(Data supplied)

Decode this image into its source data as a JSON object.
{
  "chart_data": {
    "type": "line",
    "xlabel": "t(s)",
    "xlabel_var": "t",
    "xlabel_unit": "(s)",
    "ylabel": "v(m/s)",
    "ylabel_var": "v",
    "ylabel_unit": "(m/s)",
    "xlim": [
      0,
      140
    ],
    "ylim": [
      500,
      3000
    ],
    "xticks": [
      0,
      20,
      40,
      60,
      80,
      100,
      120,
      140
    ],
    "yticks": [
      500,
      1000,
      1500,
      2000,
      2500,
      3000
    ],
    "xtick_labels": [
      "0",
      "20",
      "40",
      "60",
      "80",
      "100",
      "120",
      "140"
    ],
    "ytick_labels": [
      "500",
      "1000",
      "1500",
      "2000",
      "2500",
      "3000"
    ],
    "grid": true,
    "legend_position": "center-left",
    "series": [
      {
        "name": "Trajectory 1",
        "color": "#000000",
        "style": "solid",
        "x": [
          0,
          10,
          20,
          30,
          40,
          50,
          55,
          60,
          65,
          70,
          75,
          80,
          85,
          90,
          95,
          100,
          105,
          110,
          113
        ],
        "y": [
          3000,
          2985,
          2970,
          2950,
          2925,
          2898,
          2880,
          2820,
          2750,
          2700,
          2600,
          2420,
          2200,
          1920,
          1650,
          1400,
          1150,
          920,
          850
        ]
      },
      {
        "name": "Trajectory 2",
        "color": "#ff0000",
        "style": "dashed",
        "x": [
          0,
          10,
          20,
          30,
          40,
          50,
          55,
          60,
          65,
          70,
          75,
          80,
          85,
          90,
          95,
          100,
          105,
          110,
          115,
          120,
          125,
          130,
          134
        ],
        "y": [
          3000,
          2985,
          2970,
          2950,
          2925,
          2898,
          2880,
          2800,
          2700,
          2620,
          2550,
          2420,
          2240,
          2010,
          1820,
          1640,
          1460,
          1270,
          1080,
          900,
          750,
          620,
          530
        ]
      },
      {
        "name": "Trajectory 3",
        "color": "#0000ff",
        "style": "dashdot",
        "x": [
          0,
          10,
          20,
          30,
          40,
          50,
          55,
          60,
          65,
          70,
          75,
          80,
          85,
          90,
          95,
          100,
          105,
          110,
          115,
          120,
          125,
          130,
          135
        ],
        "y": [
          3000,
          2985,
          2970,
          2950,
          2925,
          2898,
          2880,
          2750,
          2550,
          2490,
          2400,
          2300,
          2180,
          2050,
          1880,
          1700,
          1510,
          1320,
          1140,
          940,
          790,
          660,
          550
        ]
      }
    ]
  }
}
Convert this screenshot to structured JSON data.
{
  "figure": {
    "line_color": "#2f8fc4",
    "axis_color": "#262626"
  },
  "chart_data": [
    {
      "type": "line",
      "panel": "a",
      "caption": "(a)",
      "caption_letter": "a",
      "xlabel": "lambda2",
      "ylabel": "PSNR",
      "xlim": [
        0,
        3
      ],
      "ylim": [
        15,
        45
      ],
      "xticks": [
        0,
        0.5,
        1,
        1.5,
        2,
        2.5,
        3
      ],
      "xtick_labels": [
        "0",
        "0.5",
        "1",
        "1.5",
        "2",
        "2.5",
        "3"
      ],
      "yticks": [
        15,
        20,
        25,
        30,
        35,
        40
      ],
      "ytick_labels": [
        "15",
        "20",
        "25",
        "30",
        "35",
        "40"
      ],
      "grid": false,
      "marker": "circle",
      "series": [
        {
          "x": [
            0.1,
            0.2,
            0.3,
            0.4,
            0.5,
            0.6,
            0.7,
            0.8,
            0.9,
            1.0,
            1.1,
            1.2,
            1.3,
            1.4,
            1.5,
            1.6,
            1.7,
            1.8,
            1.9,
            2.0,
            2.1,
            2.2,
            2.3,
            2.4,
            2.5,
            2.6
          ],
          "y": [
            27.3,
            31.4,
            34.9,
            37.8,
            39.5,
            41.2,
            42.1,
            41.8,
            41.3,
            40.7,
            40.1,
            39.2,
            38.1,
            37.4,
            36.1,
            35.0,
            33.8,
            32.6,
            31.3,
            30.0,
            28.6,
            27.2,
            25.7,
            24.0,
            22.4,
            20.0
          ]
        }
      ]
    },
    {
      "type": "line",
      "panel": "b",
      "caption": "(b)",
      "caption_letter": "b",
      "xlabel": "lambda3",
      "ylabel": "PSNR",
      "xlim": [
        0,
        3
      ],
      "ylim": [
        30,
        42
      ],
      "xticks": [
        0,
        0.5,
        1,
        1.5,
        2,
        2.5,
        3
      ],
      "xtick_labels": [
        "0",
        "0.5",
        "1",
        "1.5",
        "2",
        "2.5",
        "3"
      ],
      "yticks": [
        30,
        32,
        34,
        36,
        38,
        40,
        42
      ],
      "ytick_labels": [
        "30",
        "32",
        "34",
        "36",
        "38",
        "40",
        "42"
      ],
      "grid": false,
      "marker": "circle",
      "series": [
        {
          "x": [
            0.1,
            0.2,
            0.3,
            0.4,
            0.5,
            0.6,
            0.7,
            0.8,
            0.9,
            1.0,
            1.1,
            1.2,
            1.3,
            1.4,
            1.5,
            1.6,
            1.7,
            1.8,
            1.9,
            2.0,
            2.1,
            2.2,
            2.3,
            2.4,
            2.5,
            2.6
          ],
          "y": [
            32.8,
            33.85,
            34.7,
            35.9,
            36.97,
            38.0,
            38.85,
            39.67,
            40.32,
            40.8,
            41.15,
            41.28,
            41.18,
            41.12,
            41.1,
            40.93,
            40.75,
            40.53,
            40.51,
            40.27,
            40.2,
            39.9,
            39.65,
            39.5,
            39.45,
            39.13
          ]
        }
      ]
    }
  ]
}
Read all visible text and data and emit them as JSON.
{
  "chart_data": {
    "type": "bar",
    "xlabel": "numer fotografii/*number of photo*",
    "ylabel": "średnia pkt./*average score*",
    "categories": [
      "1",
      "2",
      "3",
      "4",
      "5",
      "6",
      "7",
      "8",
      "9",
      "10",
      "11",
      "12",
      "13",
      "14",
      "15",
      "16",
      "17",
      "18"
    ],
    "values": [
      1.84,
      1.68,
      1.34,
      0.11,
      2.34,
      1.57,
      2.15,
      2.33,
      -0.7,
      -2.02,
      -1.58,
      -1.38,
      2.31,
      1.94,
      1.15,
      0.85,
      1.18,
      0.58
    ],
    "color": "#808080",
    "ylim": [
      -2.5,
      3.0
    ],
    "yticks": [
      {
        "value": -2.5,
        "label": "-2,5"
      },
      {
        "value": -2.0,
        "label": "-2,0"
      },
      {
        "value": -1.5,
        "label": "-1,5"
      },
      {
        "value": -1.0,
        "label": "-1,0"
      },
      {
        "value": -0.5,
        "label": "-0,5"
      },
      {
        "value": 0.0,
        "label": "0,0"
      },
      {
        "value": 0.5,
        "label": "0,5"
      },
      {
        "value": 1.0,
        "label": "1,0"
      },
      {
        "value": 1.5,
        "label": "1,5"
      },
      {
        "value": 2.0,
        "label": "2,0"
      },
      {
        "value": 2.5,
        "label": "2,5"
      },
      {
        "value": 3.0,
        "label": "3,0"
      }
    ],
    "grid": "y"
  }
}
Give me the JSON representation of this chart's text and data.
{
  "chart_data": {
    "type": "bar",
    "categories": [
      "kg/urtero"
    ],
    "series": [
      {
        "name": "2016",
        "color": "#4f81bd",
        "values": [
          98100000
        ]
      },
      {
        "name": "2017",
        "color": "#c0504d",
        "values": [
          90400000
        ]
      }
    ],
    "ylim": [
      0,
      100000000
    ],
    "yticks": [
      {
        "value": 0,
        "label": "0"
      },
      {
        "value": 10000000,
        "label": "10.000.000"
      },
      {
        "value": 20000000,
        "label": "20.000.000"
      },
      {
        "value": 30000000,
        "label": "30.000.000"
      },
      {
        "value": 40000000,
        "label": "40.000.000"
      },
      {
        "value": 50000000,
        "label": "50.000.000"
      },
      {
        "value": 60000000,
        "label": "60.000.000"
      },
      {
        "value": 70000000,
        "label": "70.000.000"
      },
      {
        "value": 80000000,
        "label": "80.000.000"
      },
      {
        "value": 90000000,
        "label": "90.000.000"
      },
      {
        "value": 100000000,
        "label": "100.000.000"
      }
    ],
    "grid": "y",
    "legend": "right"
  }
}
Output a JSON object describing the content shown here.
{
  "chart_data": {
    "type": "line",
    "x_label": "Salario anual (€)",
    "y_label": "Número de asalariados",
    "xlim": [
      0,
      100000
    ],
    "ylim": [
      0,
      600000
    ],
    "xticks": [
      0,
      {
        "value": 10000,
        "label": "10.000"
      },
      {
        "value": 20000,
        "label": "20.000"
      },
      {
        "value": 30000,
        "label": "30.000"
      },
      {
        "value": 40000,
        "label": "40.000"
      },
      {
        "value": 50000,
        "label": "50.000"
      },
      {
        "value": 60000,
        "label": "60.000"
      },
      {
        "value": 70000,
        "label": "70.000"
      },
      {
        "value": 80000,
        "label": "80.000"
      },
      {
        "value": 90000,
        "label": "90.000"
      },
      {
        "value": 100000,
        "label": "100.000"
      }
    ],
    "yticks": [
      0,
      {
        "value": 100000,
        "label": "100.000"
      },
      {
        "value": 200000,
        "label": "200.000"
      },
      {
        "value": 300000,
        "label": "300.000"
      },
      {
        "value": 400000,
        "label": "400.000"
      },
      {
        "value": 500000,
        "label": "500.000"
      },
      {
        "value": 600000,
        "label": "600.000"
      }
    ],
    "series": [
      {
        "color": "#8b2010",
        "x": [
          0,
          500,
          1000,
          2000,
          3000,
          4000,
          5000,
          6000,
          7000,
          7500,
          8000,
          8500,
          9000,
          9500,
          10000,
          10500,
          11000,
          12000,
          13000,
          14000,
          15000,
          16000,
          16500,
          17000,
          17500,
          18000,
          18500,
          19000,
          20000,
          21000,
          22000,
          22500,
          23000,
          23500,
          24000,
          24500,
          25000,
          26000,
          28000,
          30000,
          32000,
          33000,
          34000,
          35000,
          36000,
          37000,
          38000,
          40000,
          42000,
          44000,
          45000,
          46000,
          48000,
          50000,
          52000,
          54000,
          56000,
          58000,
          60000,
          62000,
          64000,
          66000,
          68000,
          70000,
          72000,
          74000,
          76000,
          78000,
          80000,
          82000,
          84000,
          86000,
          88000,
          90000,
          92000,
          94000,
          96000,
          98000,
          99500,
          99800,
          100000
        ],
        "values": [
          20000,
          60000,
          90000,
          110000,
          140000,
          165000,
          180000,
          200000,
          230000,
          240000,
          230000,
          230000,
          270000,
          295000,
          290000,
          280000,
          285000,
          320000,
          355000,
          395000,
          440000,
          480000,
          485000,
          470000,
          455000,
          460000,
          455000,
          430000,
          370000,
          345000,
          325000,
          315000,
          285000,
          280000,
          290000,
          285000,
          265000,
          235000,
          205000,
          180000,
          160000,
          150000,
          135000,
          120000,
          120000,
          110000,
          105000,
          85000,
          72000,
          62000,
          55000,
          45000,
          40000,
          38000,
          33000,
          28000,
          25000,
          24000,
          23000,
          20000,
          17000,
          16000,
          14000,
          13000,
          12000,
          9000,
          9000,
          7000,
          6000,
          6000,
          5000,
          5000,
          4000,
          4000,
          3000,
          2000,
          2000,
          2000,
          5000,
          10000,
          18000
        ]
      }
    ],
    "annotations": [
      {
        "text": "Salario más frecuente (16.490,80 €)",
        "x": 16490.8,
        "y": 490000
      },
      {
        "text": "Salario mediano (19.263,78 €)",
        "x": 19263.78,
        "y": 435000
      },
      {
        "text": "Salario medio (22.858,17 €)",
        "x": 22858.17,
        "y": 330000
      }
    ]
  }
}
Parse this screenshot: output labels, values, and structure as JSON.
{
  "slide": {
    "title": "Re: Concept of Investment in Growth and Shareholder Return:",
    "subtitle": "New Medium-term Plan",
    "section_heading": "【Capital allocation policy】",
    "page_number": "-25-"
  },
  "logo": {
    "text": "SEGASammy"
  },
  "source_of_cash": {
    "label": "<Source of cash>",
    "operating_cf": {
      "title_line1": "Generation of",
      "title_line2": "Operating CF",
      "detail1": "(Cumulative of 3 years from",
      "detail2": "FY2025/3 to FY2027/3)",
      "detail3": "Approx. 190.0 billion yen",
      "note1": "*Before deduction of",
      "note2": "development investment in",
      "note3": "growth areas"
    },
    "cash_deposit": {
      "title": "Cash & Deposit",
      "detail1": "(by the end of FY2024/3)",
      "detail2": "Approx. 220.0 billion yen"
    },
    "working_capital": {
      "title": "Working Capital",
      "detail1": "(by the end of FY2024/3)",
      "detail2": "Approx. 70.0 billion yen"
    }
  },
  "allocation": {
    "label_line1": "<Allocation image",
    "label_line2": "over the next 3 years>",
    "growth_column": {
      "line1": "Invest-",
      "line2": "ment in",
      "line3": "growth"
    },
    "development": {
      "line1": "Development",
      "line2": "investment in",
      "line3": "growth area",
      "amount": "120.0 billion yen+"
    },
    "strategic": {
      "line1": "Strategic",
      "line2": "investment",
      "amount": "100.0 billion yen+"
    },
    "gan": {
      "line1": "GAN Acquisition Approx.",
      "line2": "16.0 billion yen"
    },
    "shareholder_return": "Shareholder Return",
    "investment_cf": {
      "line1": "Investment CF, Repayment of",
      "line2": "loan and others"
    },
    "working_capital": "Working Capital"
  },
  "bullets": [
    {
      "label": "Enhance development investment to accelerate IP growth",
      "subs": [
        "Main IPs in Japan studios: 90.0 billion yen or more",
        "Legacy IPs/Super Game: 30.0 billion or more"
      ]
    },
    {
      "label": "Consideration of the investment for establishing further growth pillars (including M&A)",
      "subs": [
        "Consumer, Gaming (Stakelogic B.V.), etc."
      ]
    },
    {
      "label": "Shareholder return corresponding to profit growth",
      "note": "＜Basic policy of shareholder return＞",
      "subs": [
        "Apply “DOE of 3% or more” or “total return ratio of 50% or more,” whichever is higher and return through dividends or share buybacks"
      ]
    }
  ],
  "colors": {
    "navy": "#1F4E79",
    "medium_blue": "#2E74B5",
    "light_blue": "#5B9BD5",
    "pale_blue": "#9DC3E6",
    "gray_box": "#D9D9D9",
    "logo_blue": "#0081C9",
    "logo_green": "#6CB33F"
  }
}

(Problem details)
Go through the records and pull out each line that includes the word "screenshot".

(Result of this exercise)
Convert this screenshot to structured JSON data.
Parse this screenshot: output labels, values, and structure as JSON.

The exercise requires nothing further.